**Directive**.
Give only the number of lines below that contain the word "Selectați".

(Records from a data collection)

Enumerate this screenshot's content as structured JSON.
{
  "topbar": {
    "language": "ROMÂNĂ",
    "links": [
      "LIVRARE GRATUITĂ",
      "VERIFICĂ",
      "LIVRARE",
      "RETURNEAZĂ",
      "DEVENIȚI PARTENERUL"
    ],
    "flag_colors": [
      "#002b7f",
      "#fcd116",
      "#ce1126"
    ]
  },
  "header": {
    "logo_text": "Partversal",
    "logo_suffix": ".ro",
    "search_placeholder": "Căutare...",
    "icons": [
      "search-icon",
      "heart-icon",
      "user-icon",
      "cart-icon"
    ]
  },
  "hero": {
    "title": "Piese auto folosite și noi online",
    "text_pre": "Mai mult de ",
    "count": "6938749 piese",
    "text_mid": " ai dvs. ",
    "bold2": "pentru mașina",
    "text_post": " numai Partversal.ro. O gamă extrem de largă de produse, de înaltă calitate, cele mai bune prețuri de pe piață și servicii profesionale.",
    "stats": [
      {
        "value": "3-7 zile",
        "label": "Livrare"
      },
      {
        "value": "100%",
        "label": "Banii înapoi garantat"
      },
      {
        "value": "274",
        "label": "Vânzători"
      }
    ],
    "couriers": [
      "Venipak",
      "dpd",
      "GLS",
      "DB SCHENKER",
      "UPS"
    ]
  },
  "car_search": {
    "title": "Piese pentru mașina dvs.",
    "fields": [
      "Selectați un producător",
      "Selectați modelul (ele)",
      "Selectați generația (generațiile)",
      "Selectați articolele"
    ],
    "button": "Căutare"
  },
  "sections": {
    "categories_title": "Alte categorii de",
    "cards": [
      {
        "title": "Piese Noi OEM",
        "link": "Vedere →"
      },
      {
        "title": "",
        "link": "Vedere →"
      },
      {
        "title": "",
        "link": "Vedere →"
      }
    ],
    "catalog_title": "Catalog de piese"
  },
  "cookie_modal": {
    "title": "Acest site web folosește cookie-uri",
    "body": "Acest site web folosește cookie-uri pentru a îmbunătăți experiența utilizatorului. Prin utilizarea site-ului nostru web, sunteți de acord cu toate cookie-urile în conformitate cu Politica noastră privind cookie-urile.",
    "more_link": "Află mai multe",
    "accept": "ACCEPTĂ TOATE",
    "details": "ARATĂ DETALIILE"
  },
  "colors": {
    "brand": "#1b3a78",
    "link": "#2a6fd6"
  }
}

**Written response**.
4